-- Begin Data entries --

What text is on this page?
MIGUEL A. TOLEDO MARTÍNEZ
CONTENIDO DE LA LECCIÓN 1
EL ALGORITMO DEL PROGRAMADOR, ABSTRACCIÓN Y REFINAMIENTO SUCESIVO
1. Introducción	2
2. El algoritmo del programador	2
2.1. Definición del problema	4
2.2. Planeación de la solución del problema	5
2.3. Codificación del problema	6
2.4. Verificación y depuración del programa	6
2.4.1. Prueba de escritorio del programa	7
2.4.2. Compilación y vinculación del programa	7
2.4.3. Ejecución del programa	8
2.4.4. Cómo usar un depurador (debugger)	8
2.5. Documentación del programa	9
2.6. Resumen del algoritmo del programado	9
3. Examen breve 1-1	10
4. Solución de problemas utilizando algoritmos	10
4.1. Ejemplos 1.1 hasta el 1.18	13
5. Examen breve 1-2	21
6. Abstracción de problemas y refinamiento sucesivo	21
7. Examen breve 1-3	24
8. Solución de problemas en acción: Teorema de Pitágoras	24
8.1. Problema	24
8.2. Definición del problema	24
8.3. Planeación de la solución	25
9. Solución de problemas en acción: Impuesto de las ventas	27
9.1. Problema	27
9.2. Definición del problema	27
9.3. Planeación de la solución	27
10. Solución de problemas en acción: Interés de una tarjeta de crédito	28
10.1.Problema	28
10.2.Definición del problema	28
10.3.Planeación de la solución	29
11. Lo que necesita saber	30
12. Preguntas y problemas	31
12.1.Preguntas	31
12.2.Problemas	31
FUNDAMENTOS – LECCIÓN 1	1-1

-- End Data entries --

§ Problem details: Write out the entire listing exactly.

§ Result below:
What text is on this page?
MIGUEL A. TOLEDO MARTÍNEZ
CONTENIDO DE LA LECCIÓN 1
EL ALGORITMO DEL PROGRAMADOR, ABSTRACCIÓN Y REFINAMIENTO SUCESIVO
1. Introducción	2
2. El algoritmo del programador	2
2.1. Definición del problema	4
2.2. Planeación de la solución del problema	5
2.3. Codificación del problema	6
2.4. Verificación y depuración del programa	6
2.4.1. Prueba de escritorio del programa	7
2.4.2. Compilación y vinculación del programa	7
2.4.3. Ejecución del programa	8
2.4.4. Cómo usar un depurador (debugger)	8
2.5. Documentación del programa	9
2.6. Resumen del algoritmo del programado	9
3. Examen breve 1-1	10
4. Solución de problemas utilizando algoritmos	10
4.1. Ejemplos 1.1 hasta el 1.18	13
5. Examen breve 1-2	21
6. Abstracción de problemas y refinamiento sucesivo	21
7. Examen breve 1-3	24
8. Solución de problemas en acción: Teorema de Pitágoras	24
8.1. Problema	24
8.2. Definición del problema	24
8.3. Planeación de la solución	25
9. Solución de problemas en acción: Impuesto de las ventas	27
9.1. Problema	27
9.2. Definición del problema	27
9.3. Planeación de la solución	27
10. Solución de problemas en acción: Interés de una tarjeta de crédito	28
10.1.Problema	28
10.2.Definición del problema	28
10.3.Planeación de la solución	29
11. Lo que necesita saber	30
12. Preguntas y problemas	31
12.1.Preguntas	31
12.2.Problemas	31
FUNDAMENTOS – LECCIÓN 1	1-1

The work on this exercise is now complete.